** Start DATA **

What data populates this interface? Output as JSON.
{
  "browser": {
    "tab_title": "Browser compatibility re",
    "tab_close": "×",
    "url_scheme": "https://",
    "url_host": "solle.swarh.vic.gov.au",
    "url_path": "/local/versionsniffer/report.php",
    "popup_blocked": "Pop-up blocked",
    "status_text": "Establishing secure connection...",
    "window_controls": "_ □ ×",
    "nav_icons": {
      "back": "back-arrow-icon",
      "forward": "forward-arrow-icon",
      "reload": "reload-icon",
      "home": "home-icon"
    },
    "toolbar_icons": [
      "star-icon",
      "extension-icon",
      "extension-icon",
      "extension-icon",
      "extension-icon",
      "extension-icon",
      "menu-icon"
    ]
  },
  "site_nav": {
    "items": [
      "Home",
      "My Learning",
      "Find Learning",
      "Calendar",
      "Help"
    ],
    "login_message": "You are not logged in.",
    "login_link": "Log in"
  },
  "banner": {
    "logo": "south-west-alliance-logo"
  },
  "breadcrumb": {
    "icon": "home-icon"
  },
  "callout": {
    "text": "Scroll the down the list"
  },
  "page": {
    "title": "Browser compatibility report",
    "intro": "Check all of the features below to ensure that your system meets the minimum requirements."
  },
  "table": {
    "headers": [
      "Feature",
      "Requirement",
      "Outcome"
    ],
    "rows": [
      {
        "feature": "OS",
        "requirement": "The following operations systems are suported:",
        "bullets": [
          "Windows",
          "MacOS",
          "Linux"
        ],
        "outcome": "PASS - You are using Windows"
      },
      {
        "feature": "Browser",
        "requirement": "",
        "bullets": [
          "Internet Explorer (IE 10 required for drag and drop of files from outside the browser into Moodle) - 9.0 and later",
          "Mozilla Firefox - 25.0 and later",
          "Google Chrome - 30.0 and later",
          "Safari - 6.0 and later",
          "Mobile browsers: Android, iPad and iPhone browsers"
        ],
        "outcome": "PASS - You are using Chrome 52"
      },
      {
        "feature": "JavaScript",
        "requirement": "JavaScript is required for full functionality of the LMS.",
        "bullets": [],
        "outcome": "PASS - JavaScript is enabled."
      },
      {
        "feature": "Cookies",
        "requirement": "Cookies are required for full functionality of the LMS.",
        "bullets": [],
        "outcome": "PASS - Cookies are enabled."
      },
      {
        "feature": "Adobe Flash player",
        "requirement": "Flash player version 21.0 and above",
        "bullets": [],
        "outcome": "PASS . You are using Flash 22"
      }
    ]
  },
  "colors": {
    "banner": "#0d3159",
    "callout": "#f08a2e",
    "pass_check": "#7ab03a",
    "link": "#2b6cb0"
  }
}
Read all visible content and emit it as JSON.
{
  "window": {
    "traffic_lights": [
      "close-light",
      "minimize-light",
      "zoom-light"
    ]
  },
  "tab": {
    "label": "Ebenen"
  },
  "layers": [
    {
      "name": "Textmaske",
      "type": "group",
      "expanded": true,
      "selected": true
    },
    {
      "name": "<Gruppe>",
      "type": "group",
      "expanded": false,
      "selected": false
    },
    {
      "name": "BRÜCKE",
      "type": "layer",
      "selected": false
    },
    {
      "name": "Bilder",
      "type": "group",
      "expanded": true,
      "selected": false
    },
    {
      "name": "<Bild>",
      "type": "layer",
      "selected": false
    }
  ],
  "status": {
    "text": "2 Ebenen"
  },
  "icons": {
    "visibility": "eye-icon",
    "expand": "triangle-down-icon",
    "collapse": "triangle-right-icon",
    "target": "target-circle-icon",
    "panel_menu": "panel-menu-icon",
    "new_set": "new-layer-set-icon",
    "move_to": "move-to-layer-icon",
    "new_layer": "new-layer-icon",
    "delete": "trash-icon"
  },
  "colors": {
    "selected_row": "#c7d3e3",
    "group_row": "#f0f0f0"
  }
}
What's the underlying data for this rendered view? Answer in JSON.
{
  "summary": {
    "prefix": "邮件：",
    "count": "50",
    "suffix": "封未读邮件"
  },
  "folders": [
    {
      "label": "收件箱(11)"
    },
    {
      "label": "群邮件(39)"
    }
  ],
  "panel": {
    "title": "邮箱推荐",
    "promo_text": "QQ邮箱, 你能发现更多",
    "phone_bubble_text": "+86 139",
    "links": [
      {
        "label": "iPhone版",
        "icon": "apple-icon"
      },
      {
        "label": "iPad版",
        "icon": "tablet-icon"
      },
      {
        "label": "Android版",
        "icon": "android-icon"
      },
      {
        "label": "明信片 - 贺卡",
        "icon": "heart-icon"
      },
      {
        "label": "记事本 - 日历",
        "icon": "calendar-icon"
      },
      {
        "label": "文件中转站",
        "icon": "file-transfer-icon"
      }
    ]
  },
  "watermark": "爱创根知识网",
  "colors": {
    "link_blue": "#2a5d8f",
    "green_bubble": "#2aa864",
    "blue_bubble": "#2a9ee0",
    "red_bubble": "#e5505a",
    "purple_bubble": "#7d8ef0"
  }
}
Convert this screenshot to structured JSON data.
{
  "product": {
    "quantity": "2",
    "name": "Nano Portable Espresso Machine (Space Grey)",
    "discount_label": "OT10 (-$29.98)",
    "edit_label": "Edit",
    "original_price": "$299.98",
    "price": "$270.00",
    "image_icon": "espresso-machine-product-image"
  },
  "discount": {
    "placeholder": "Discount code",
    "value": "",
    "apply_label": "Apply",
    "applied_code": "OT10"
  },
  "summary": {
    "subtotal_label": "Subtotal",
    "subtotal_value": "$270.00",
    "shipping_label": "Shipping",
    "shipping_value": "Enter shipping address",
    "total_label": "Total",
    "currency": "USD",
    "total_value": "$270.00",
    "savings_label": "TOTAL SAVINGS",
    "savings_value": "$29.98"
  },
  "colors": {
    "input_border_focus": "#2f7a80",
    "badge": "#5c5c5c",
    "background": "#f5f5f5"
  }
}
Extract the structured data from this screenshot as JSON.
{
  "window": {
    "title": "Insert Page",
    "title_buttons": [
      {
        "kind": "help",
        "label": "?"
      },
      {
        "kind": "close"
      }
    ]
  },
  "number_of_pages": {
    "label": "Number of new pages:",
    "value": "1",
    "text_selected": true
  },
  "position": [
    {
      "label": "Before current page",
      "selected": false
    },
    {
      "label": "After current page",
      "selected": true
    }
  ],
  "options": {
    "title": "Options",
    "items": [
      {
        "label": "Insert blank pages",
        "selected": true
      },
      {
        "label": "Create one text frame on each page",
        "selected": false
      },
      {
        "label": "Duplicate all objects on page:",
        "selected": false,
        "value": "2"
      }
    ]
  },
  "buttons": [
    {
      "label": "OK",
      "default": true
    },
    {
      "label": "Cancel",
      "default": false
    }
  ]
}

** End DATA **

WRITTEN REQUEST: Repeat only the stretch of lines that begins at the line containing "Extract the structured" and ends at the last line above, both included.

COMPLETED TASK:
Extract the structured data from this screenshot as JSON.
{
  "window": {
    "title": "Insert Page",
    "title_buttons": [
      {
        "kind": "help",
        "label": "?"
      },
      {
        "kind": "close"
      }
    ]
  },
  "number_of_pages": {
    "label": "Number of new pages:",
    "value": "1",
    "text_selected": true
  },
  "position": [
    {
      "label": "Before current page",
      "selected": false
    },
    {
      "label": "After current page",
      "selected": true
    }
  ],
  "options": {
    "title": "Options",
    "items": [
      {
        "label": "Insert blank pages",
        "selected": true
      },
      {
        "label": "Create one text frame on each page",
        "selected": false
      },
      {
        "label": "Duplicate all objects on page:",
        "selected": false,
        "value": "2"
      }
    ]
  },
  "buttons": [
    {
      "label": "OK",
      "default": true
    },
    {
      "label": "Cancel",
      "default": false
    }
  ]
}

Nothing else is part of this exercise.